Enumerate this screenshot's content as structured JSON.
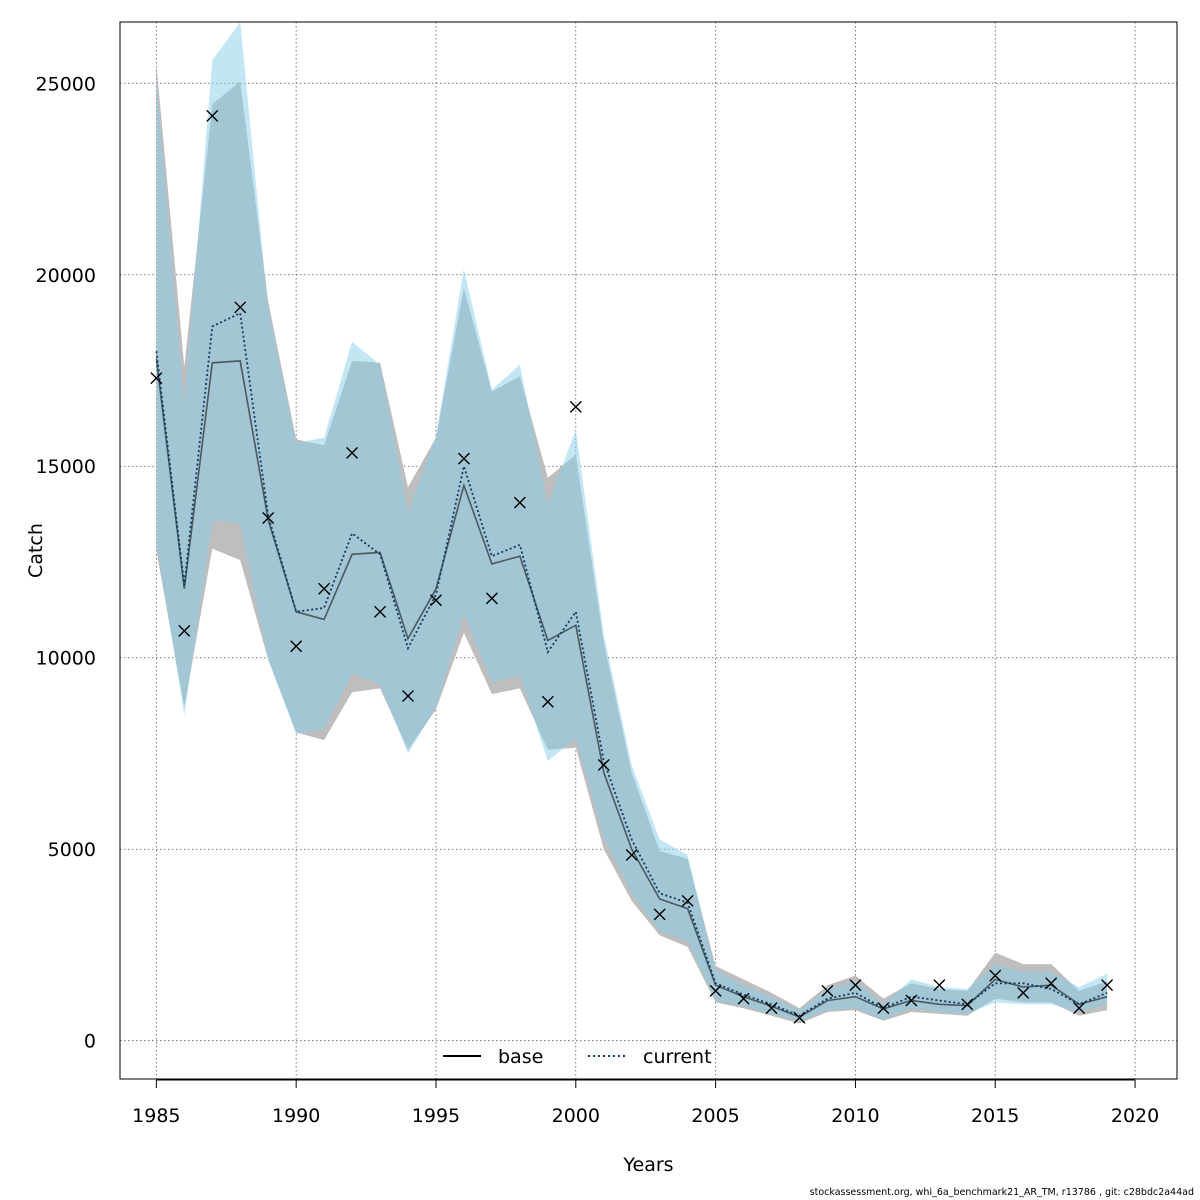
{
  "chart_data": {
    "type": "line",
    "title": "",
    "xlabel": "Years",
    "ylabel": "Catch",
    "xlim": [
      1983.7,
      2021.5
    ],
    "ylim": [
      -1000,
      26600
    ],
    "x_ticks": [
      1985,
      1990,
      1995,
      2000,
      2005,
      2010,
      2015,
      2020
    ],
    "x_tick_labels": [
      "1985",
      "1990",
      "1995",
      "2000",
      "2005",
      "2010",
      "2015",
      "2020"
    ],
    "y_ticks": [
      0,
      5000,
      10000,
      15000,
      20000,
      25000
    ],
    "y_tick_labels": [
      "0",
      "5000",
      "10000",
      "15000",
      "20000",
      "25000"
    ],
    "grid": true,
    "legend_position": "bottom-center",
    "years": [
      1985,
      1986,
      1987,
      1988,
      1989,
      1990,
      1991,
      1992,
      1993,
      1994,
      1995,
      1996,
      1997,
      1998,
      1999,
      2000,
      2001,
      2002,
      2003,
      2004,
      2005,
      2006,
      2007,
      2008,
      2009,
      2010,
      2011,
      2012,
      2013,
      2014,
      2015,
      2016,
      2017,
      2018,
      2019
    ],
    "series": [
      {
        "name": "base",
        "line_style": "solid",
        "color": "#000000",
        "band_color": "#bebebe",
        "values": [
          17800,
          11800,
          17700,
          17750,
          13600,
          11200,
          11000,
          12700,
          12750,
          10500,
          11800,
          14500,
          12450,
          12650,
          10450,
          10850,
          7000,
          5000,
          3700,
          3450,
          1450,
          1150,
          900,
          620,
          1050,
          1150,
          830,
          1050,
          950,
          920,
          1600,
          1400,
          1450,
          950,
          1150
        ],
        "lower": [
          12800,
          8700,
          12850,
          12550,
          9950,
          8050,
          7850,
          9100,
          9200,
          7600,
          8650,
          10650,
          9050,
          9200,
          7600,
          7650,
          5000,
          3650,
          2750,
          2450,
          1000,
          850,
          650,
          450,
          750,
          800,
          520,
          750,
          700,
          650,
          1100,
          1000,
          1000,
          650,
          800
        ],
        "upper": [
          25500,
          17600,
          24450,
          25050,
          19300,
          15700,
          15550,
          17750,
          17700,
          14450,
          15750,
          19650,
          16950,
          17350,
          14700,
          15300,
          10400,
          7000,
          4950,
          4750,
          1950,
          1600,
          1250,
          850,
          1450,
          1700,
          1100,
          1500,
          1350,
          1300,
          2300,
          2000,
          2000,
          1300,
          1550
        ]
      },
      {
        "name": "current",
        "line_style": "dotted",
        "color": "#0e3a5f",
        "band_color": "#87ceeb",
        "values": [
          18000,
          11900,
          18650,
          19000,
          13700,
          11200,
          11300,
          13250,
          12700,
          10250,
          11650,
          15000,
          12650,
          12950,
          10150,
          11200,
          7300,
          5250,
          3850,
          3600,
          1500,
          1200,
          950,
          650,
          1100,
          1250,
          850,
          1150,
          1050,
          950,
          1500,
          1500,
          1350,
          950,
          1250
        ],
        "lower": [
          13000,
          8500,
          13600,
          13500,
          9950,
          8000,
          8150,
          9600,
          9300,
          7500,
          8700,
          11150,
          9350,
          9550,
          7300,
          7900,
          5300,
          3850,
          2850,
          2600,
          1050,
          900,
          700,
          500,
          800,
          850,
          550,
          850,
          750,
          700,
          1000,
          950,
          950,
          750,
          950
        ],
        "upper": [
          25000,
          16600,
          25600,
          26600,
          19100,
          15600,
          15750,
          18250,
          17650,
          13800,
          15800,
          20150,
          17000,
          17650,
          14000,
          15950,
          10600,
          7200,
          5250,
          4850,
          1850,
          1450,
          1150,
          780,
          1350,
          1550,
          950,
          1600,
          1400,
          1350,
          2000,
          1800,
          1800,
          1400,
          1750
        ]
      }
    ],
    "observations": {
      "name": "",
      "marker": "x",
      "values": [
        17300,
        10700,
        24150,
        19150,
        13650,
        10300,
        11800,
        15350,
        11200,
        9000,
        11500,
        15200,
        11550,
        14050,
        8850,
        16550,
        7200,
        4850,
        3300,
        3650,
        1300,
        1100,
        850,
        600,
        1300,
        1450,
        850,
        1050,
        1450,
        950,
        1700,
        1250,
        1500,
        850,
        1450
      ]
    }
  },
  "footer_text": "stockassessment.org, whi_6a_benchmark21_AR_TM, r13786 , git: c28bdc2a44ad"
}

== == ==

● **Problem requirements**:
Copy out all of the material exactly as written, without its pictures.

● **Answer to the task**:
Enumerate this screenshot's content as structured JSON.
{
  "chart_data": {
    "type": "line",
    "title": "",
    "xlabel": "Years",
    "ylabel": "Catch",
    "xlim": [
      1983.7,
      2021.5
    ],
    "ylim": [
      -1000,
      26600
    ],
    "x_ticks": [
      1985,
      1990,
      1995,
      2000,
      2005,
      2010,
      2015,
      2020
    ],
    "x_tick_labels": [
      "1985",
      "1990",
      "1995",
      "2000",
      "2005",
      "2010",
      "2015",
      "2020"
    ],
    "y_ticks": [
      0,
      5000,
      10000,
      15000,
      20000,
      25000
    ],
    "y_tick_labels": [
      "0",
      "5000",
      "10000",
      "15000",
      "20000",
      "25000"
    ],
    "grid": true,
    "legend_position": "bottom-center",
    "years": [
      1985,
      1986,
      1987,
      1988,
      1989,
      1990,
      1991,
      1992,
      1993,
      1994,
      1995,
      1996,
      1997,
      1998,
      1999,
      2000,
      2001,
      2002,
      2003,
      2004,
      2005,
      2006,
      2007,
      2008,
      2009,
      2010,
      2011,
      2012,
      2013,
      2014,
      2015,
      2016,
      2017,
      2018,
      2019
    ],
    "series": [
      {
        "name": "base",
        "line_style": "solid",
        "color": "#000000",
        "band_color": "#bebebe",
        "values": [
          17800,
          11800,
          17700,
          17750,
          13600,
          11200,
          11000,
          12700,
          12750,
          10500,
          11800,
          14500,
          12450,
          12650,
          10450,
          10850,
          7000,
          5000,
          3700,
          3450,
          1450,
          1150,
          900,
          620,
          1050,
          1150,
          830,
          1050,
          950,
          920,
          1600,
          1400,
          1450,
          950,
          1150
        ],
        "lower": [
          12800,
          8700,
          12850,
          12550,
          9950,
          8050,
          7850,
          9100,
          9200,
          7600,
          8650,
          10650,
          9050,
          9200,
          7600,
          7650,
          5000,
          3650,
          2750,
          2450,
          1000,
          850,
          650,
          450,
          750,
          800,
          520,
          750,
          700,
          650,
          1100,
          1000,
          1000,
          650,
          800
        ],
        "upper": [
          25500,
          17600,
          24450,
          25050,
          19300,
          15700,
          15550,
          17750,
          17700,
          14450,
          15750,
          19650,
          16950,
          17350,
          14700,
          15300,
          10400,
          7000,
          4950,
          4750,
          1950,
          1600,
          1250,
          850,
          1450,
          1700,
          1100,
          1500,
          1350,
          1300,
          2300,
          2000,
          2000,
          1300,
          1550
        ]
      },
      {
        "name": "current",
        "line_style": "dotted",
        "color": "#0e3a5f",
        "band_color": "#87ceeb",
        "values": [
          18000,
          11900,
          18650,
          19000,
          13700,
          11200,
          11300,
          13250,
          12700,
          10250,
          11650,
          15000,
          12650,
          12950,
          10150,
          11200,
          7300,
          5250,
          3850,
          3600,
          1500,
          1200,
          950,
          650,
          1100,
          1250,
          850,
          1150,
          1050,
          950,
          1500,
          1500,
          1350,
          950,
          1250
        ],
        "lower": [
          13000,
          8500,
          13600,
          13500,
          9950,
          8000,
          8150,
          9600,
          9300,
          7500,
          8700,
          11150,
          9350,
          9550,
          7300,
          7900,
          5300,
          3850,
          2850,
          2600,
          1050,
          900,
          700,
          500,
          800,
          850,
          550,
          850,
          750,
          700,
          1000,
          950,
          950,
          750,
          950
        ],
        "upper": [
          25000,
          16600,
          25600,
          26600,
          19100,
          15600,
          15750,
          18250,
          17650,
          13800,
          15800,
          20150,
          17000,
          17650,
          14000,
          15950,
          10600,
          7200,
          5250,
          4850,
          1850,
          1450,
          1150,
          780,
          1350,
          1550,
          950,
          1600,
          1400,
          1350,
          2000,
          1800,
          1800,
          1400,
          1750
        ]
      }
    ],
    "observations": {
      "name": "",
      "marker": "x",
      "values": [
        17300,
        10700,
        24150,
        19150,
        13650,
        10300,
        11800,
        15350,
        11200,
        9000,
        11500,
        15200,
        11550,
        14050,
        8850,
        16550,
        7200,
        4850,
        3300,
        3650,
        1300,
        1100,
        850,
        600,
        1300,
        1450,
        850,
        1050,
        1450,
        950,
        1700,
        1250,
        1500,
        850,
        1450
      ]
    }
  },
  "footer_text": "stockassessment.org, whi_6a_benchmark21_AR_TM, r13786 , git: c28bdc2a44ad"
}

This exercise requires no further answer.